• **Given information**:

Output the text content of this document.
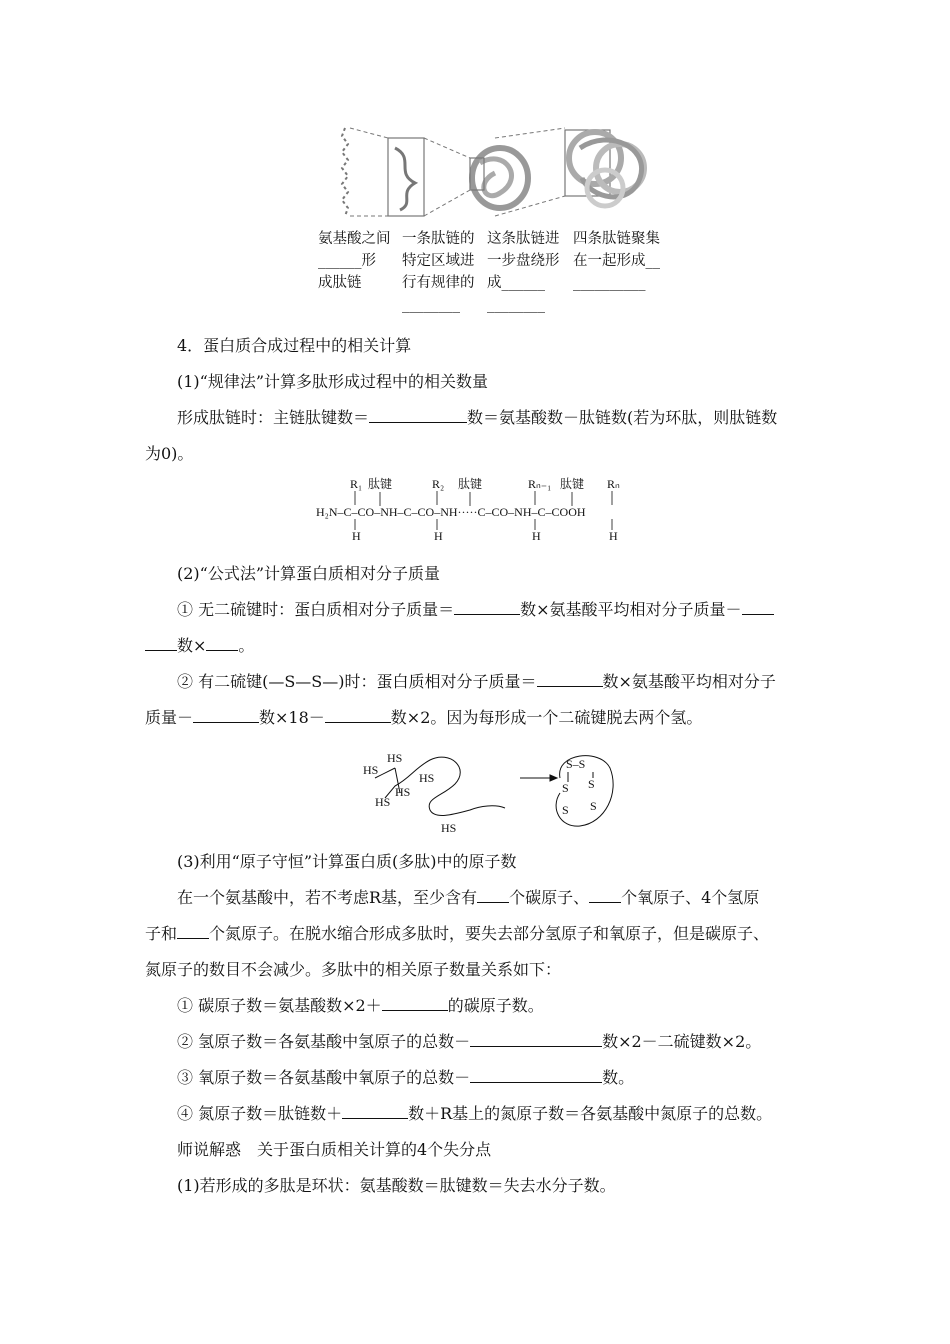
氨基酸之间
______形
成肽链
一条肽链的
特定区域进
行有规律的
________
这条肽链进
一步盘绕形
成______
________
四条肽链聚集
在一起形成__
__________
4．蛋白质合成过程中的相关计算
(1)“规律法”计算多肽形成过程中的相关数量
形成肽链时：主链肽键数＝	数＝氨基酸数－肽链数(若为环肽，则肽链数
为0)。
R₁ 肽键	R₂ 肽键	Rₙ₋₁ 肽键 Rₙ
H₂N–C–CO–NH–C–CO–NH·····C–CO–NH–C–COOH
H	H	H	H
(2)“公式法”计算蛋白质相对分子质量
① 无二硫键时：蛋白质相对分子质量＝	数×氨基酸平均相对分子质量－
数× 。
② 有二硫键(—S—S—)时：蛋白质相对分子质量＝	数×氨基酸平均相对分子
质量－	数×18－	数×2。因为每形成一个二硫键脱去两个氢。
HS
HS
HS
HS
HS
HS
S–S
S
S
S
S
(3)利用“原子守恒”计算蛋白质(多肽)中的原子数
在一个氨基酸中，若不考虑R基，至少含有 个碳原子、 个氧原子、4个氢原
子和 个氮原子。在脱水缩合形成多肽时，要失去部分氢原子和氧原子，但是碳原子、
氮原子的数目不会减少。多肽中的相关原子数量关系如下：
① 碳原子数＝氨基酸数×2＋	的碳原子数。
② 氢原子数＝各氨基酸中氢原子的总数－	数×2－二硫键数×2。
③ 氧原子数＝各氨基酸中氧原子的总数－	数。
④ 氮原子数＝肽链数＋	数＋R基上的氮原子数＝各氨基酸中氮原子的总数。
师说解惑　关于蛋白质相关计算的4个失分点
(1)若形成的多肽是环状：氨基酸数＝肽键数＝失去水分子数。
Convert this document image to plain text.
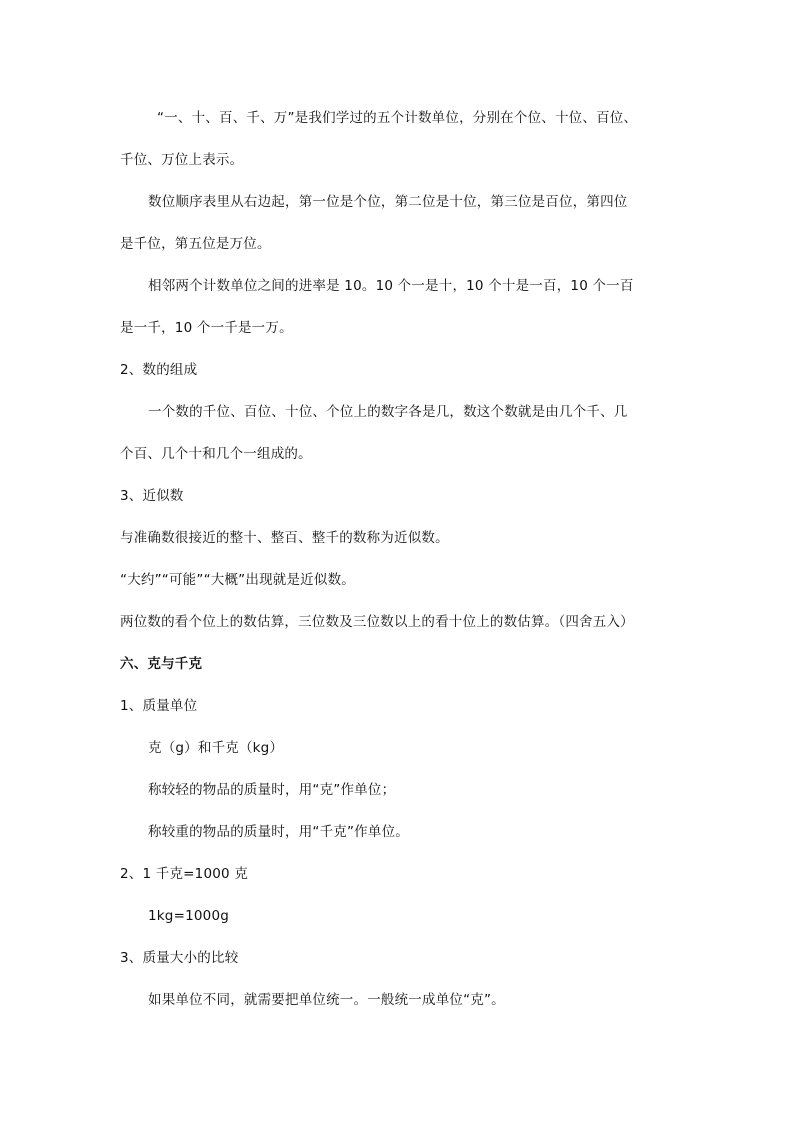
“一、十、百、千、万”是我们学过的五个计数单位，分别在个位、十位、百位、
千位、万位上表示。
数位顺序表里从右边起，第一位是个位，第二位是十位，第三位是百位，第四位
是千位，第五位是万位。
相邻两个计数单位之间的进率是 10。10 个一是十，10 个十是一百，10 个一百
是一千，10 个一千是一万。
2、数的组成
一个数的千位、百位、十位、个位上的数字各是几，数这个数就是由几个千、几
个百、几个十和几个一组成的。
3、近似数
与准确数很接近的整十、整百、整千的数称为近似数。
“大约”“可能”“大概”出现就是近似数。
两位数的看个位上的数估算，三位数及三位数以上的看十位上的数估算。（四舍五入）
六、克与千克
1、质量单位
克（g）和千克（kg）
称较轻的物品的质量时，用“克”作单位；
称较重的物品的质量时，用“千克”作单位。
2、1 千克=1000 克
1kg=1000g
3、质量大小的比较
如果单位不同，就需要把单位统一。一般统一成单位“克”。
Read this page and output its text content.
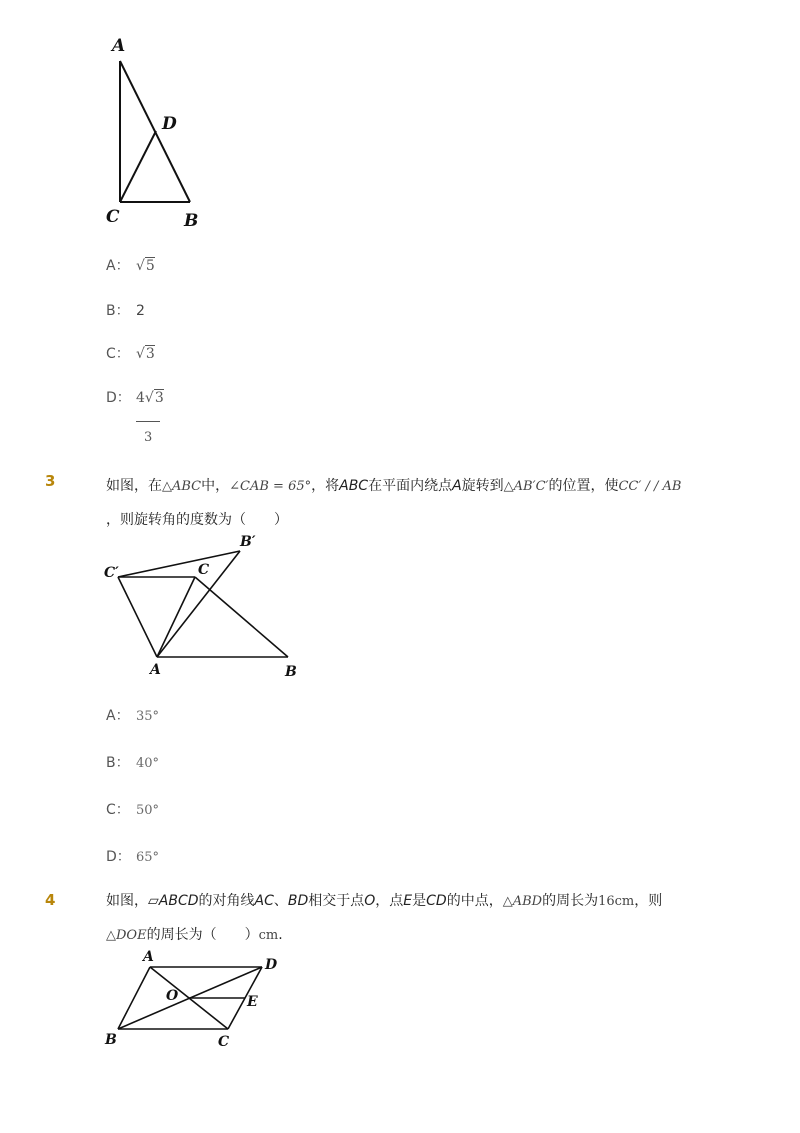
A
D
C	B
A： √5
B： 2
C： √3
D： 4√3
3
3	如图，在△ABC中，∠CAB = 65°，将ABC在平面内绕点A旋转到△AB′C′的位置，使CC′ / / AB
，则旋转角的度数为（　　）
B′
C′	C
A	B
A： 35°
B： 40°
C： 50°
D： 65°
4	如图，▱ABCD的对角线AC、BD相交于点O，点E是CD的中点，△ABD的周长为16cm，则
△DOE的周长为（　　）cm.
A	D
O	E
B	C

• **Exercise prompt**:
Pictures don't belong in the copy. Restate all the entries exactly.

• **Task result**:
Output the text content of this document.
氨基酸之间
______形
成肽链
一条肽链的
特定区域进
行有规律的
________
这条肽链进
一步盘绕形
成______
________
四条肽链聚集
在一起形成__
__________
4．蛋白质合成过程中的相关计算
(1)“规律法”计算多肽形成过程中的相关数量
形成肽链时：主链肽键数＝	数＝氨基酸数－肽链数(若为环肽，则肽链数
为0)。
R₁ 肽键	R₂ 肽键	Rₙ₋₁ 肽键 Rₙ
H₂N–C–CO–NH–C–CO–NH·····C–CO–NH–C–COOH
H	H	H	H
(2)“公式法”计算蛋白质相对分子质量
① 无二硫键时：蛋白质相对分子质量＝	数×氨基酸平均相对分子质量－
数× 。
② 有二硫键(—S—S—)时：蛋白质相对分子质量＝	数×氨基酸平均相对分子
质量－	数×18－	数×2。因为每形成一个二硫键脱去两个氢。
HS
HS
HS
HS
HS
HS
S–S
S
S
S
S
(3)利用“原子守恒”计算蛋白质(多肽)中的原子数
在一个氨基酸中，若不考虑R基，至少含有 个碳原子、 个氧原子、4个氢原
子和 个氮原子。在脱水缩合形成多肽时，要失去部分氢原子和氧原子，但是碳原子、
氮原子的数目不会减少。多肽中的相关原子数量关系如下：
① 碳原子数＝氨基酸数×2＋	的碳原子数。
② 氢原子数＝各氨基酸中氢原子的总数－	数×2－二硫键数×2。
③ 氧原子数＝各氨基酸中氧原子的总数－	数。
④ 氮原子数＝肽链数＋	数＋R基上的氮原子数＝各氨基酸中氮原子的总数。
师说解惑　关于蛋白质相关计算的4个失分点
(1)若形成的多肽是环状：氨基酸数＝肽键数＝失去水分子数。
Convert this document image to plain text.
“一、十、百、千、万”是我们学过的五个计数单位，分别在个位、十位、百位、
千位、万位上表示。
数位顺序表里从右边起，第一位是个位，第二位是十位，第三位是百位，第四位
是千位，第五位是万位。
相邻两个计数单位之间的进率是 10。10 个一是十，10 个十是一百，10 个一百
是一千，10 个一千是一万。
2、数的组成
一个数的千位、百位、十位、个位上的数字各是几，数这个数就是由几个千、几
个百、几个十和几个一组成的。
3、近似数
与准确数很接近的整十、整百、整千的数称为近似数。
“大约”“可能”“大概”出现就是近似数。
两位数的看个位上的数估算，三位数及三位数以上的看十位上的数估算。（四舍五入）
六、克与千克
1、质量单位
克（g）和千克（kg）
称较轻的物品的质量时，用“克”作单位；
称较重的物品的质量时，用“千克”作单位。
2、1 千克=1000 克
1kg=1000g
3、质量大小的比较
如果单位不同，就需要把单位统一。一般统一成单位“克”。
Read this page and output its text content.
A
D
C	B
A： √5
B： 2
C： √3
D： 4√3
3
3	如图，在△ABC中，∠CAB = 65°，将ABC在平面内绕点A旋转到△AB′C′的位置，使CC′ / / AB
，则旋转角的度数为（　　）
B′
C′	C
A	B
A： 35°
B： 40°
C： 50°
D： 65°
4	如图，▱ABCD的对角线AC、BD相交于点O，点E是CD的中点，△ABD的周长为16cm，则
△DOE的周长为（　　）cm.
A	D
O	E
B	C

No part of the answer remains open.